What needs to be done: Extract all lines from the data beneath that include the word "value".

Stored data

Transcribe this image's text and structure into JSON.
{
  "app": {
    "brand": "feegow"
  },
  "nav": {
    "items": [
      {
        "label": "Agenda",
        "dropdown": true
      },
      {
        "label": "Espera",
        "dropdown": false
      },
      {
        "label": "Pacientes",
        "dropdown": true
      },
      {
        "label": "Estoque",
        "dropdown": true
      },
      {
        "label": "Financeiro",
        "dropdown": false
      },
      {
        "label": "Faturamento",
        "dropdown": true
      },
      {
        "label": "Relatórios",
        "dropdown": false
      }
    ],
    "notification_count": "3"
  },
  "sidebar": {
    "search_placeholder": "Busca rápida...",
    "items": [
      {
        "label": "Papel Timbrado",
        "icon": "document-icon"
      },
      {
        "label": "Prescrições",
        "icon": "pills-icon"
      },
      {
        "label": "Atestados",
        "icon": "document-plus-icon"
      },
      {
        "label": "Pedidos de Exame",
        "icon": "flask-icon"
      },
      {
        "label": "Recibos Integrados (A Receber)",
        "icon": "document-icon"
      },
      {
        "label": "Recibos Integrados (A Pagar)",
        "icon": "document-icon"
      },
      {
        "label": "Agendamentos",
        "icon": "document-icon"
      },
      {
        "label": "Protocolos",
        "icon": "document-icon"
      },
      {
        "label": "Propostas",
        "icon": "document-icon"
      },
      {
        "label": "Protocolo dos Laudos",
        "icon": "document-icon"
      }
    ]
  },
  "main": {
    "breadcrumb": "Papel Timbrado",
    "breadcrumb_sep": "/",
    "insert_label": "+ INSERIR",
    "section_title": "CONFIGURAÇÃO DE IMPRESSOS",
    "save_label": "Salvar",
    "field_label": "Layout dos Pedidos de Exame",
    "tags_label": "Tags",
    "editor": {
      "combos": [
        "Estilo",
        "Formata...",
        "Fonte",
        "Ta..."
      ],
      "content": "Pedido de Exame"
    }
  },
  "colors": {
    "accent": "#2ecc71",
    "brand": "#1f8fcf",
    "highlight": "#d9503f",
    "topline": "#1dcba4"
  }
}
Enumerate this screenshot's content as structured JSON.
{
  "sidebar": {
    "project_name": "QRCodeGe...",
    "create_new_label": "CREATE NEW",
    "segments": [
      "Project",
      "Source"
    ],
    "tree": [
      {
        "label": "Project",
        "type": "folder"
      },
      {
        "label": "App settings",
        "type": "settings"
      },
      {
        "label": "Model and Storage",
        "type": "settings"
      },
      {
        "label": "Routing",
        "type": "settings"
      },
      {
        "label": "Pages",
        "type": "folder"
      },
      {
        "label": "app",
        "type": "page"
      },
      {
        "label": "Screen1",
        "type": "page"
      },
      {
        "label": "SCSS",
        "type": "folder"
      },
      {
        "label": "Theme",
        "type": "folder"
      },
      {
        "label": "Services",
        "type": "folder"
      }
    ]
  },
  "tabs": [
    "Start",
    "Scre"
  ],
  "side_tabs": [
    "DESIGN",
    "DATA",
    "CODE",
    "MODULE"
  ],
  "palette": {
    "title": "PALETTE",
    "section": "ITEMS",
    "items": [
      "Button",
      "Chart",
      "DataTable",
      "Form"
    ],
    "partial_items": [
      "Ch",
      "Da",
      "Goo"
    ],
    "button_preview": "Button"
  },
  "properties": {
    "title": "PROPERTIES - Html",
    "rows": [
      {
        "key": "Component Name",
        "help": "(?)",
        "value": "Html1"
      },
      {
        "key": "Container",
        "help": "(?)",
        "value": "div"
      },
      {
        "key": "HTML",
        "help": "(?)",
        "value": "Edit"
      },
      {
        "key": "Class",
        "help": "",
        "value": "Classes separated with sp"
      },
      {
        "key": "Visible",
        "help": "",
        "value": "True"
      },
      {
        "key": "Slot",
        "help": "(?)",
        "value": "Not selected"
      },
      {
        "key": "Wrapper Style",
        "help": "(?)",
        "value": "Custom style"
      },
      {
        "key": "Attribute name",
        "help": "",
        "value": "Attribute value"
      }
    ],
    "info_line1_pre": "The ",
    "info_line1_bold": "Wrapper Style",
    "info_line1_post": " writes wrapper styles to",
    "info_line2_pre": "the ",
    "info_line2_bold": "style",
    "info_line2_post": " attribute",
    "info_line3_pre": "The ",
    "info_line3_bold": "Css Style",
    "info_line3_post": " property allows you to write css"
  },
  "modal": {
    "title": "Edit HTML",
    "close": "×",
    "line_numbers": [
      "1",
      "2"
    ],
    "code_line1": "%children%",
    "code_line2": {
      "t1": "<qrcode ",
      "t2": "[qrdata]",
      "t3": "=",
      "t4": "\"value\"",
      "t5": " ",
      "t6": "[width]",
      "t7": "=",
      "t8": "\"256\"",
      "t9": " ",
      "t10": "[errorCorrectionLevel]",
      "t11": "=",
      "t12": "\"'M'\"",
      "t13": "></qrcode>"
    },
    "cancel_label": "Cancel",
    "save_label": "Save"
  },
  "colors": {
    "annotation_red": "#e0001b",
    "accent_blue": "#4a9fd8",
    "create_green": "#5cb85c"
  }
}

Finished exercise:
        "value": "Html1"
        "value": "div"
        "value": "Edit"
        "value": "Classes separated with sp"
        "value": "True"
        "value": "Not selected"
        "value": "Custom style"
        "value": "Attribute value"
      "t4": "\"value\"",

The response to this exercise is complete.